Pictures are not part of the answer. Return the lines from the one containing "Output a JSON" through the end of the data, both included, exactly as they appear.

Extracted data entries |

▬▬▬▬▬▬▬▬▬▬

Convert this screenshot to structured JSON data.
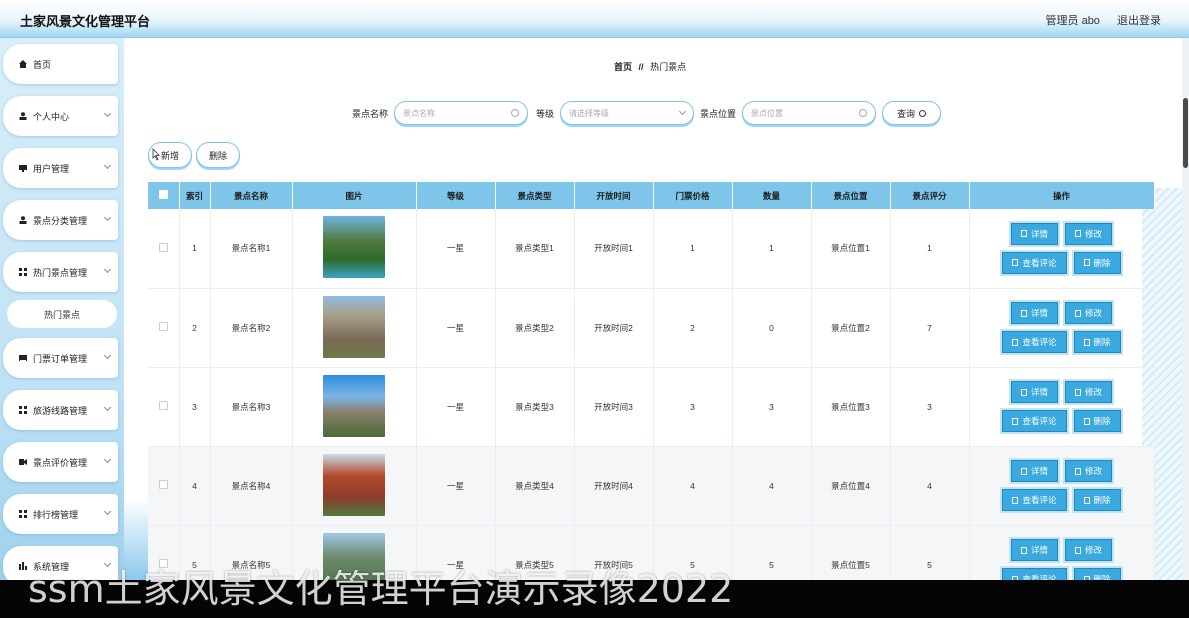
{
  "header": {
    "title": "土家风景文化管理平台",
    "user": "管理员 abo",
    "logout": "退出登录"
  },
  "sidebar": {
    "items": [
      {
        "label": "首页",
        "icon": "home-icon",
        "has_children": false
      },
      {
        "label": "个人中心",
        "icon": "user-icon",
        "has_children": true
      },
      {
        "label": "用户管理",
        "icon": "monitor-icon",
        "has_children": true
      },
      {
        "label": "景点分类管理",
        "icon": "user-icon",
        "has_children": true
      },
      {
        "label": "热门景点管理",
        "icon": "grid-icon",
        "has_children": true
      },
      {
        "label": "门票订单管理",
        "icon": "ticket-icon",
        "has_children": true
      },
      {
        "label": "旅游线路管理",
        "icon": "grid-icon",
        "has_children": true
      },
      {
        "label": "景点评价管理",
        "icon": "video-icon",
        "has_children": true
      },
      {
        "label": "排行榜管理",
        "icon": "grid-icon",
        "has_children": true
      },
      {
        "label": "系统管理",
        "icon": "chart-icon",
        "has_children": true
      }
    ],
    "sub_item": "热门景点"
  },
  "breadcrumb": {
    "home": "首页",
    "separator": "//",
    "current": "热门景点"
  },
  "search": {
    "name_label": "景点名称",
    "name_placeholder": "景点名称",
    "level_label": "等级",
    "level_placeholder": "请选择等级",
    "location_label": "景点位置",
    "location_placeholder": "景点位置",
    "query_button": "查询"
  },
  "actions": {
    "add": "新增",
    "delete": "删除"
  },
  "table": {
    "columns": [
      "索引",
      "景点名称",
      "图片",
      "等级",
      "景点类型",
      "开放时间",
      "门票价格",
      "数量",
      "景点位置",
      "景点评分",
      "操作"
    ],
    "rows": [
      {
        "index": "1",
        "name": "景点名称1",
        "level": "一星",
        "type": "景点类型1",
        "open": "开放时间1",
        "price": "1",
        "qty": "1",
        "location": "景点位置1",
        "score": "1"
      },
      {
        "index": "2",
        "name": "景点名称2",
        "level": "一星",
        "type": "景点类型2",
        "open": "开放时间2",
        "price": "2",
        "qty": "0",
        "location": "景点位置2",
        "score": "7"
      },
      {
        "index": "3",
        "name": "景点名称3",
        "level": "一星",
        "type": "景点类型3",
        "open": "开放时间3",
        "price": "3",
        "qty": "3",
        "location": "景点位置3",
        "score": "3"
      },
      {
        "index": "4",
        "name": "景点名称4",
        "level": "一星",
        "type": "景点类型4",
        "open": "开放时间4",
        "price": "4",
        "qty": "4",
        "location": "景点位置4",
        "score": "4"
      },
      {
        "index": "5",
        "name": "景点名称5",
        "level": "一星",
        "type": "景点类型5",
        "open": "开放时间5",
        "price": "5",
        "qty": "5",
        "location": "景点位置5",
        "score": "5"
      }
    ],
    "op_buttons": {
      "detail": "详情",
      "edit": "修改",
      "review": "查看评论",
      "delete": "删除"
    }
  },
  "overlay": {
    "caption": "ssm土家风景文化管理平台演示录像2022"
  },
  "colors": {
    "accent": "#39a9e0",
    "table_header": "#7dc6ea",
    "border": "#7fc3ea"
  }
}
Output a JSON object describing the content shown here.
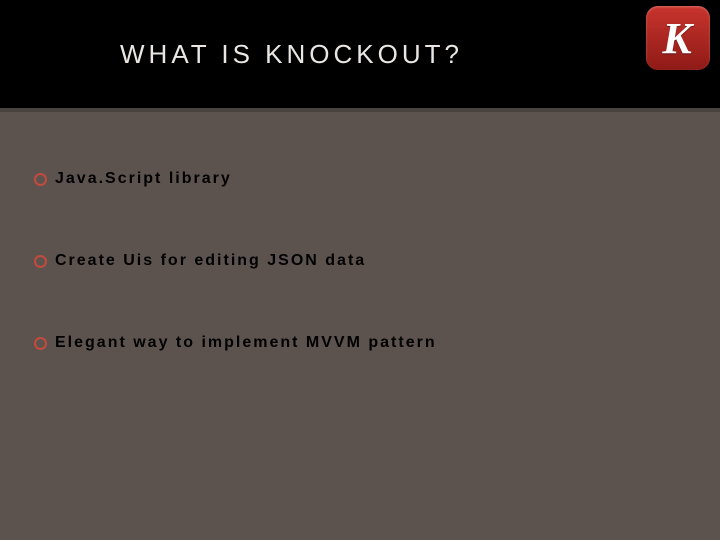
{
  "title": "WHAT IS KNOCKOUT?",
  "logo": {
    "letter": "K"
  },
  "bullets": [
    {
      "text": "Java.Script library"
    },
    {
      "text": "Create Uis for editing JSON data"
    },
    {
      "text": "Elegant way to implement MVVM pattern"
    }
  ],
  "colors": {
    "background": "#5d534e",
    "titleBand": "#000000",
    "titleText": "#e9e6e4",
    "bulletRing": "#c24a3e",
    "logoTop": "#c8342d",
    "logoBottom": "#8f1a16"
  }
}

▬▬▬▬▬▬▬▬▬▬

Output of the exercise |
Output a JSON object describing the content shown here.
{
  "title": "WHAT IS KNOCKOUT?",
  "logo": {
    "letter": "K"
  },
  "bullets": [
    {
      "text": "Java.Script library"
    },
    {
      "text": "Create Uis for editing JSON data"
    },
    {
      "text": "Elegant way to implement MVVM pattern"
    }
  ],
  "colors": {
    "background": "#5d534e",
    "titleBand": "#000000",
    "titleText": "#e9e6e4",
    "bulletRing": "#c24a3e",
    "logoTop": "#c8342d",
    "logoBottom": "#8f1a16"
  }
}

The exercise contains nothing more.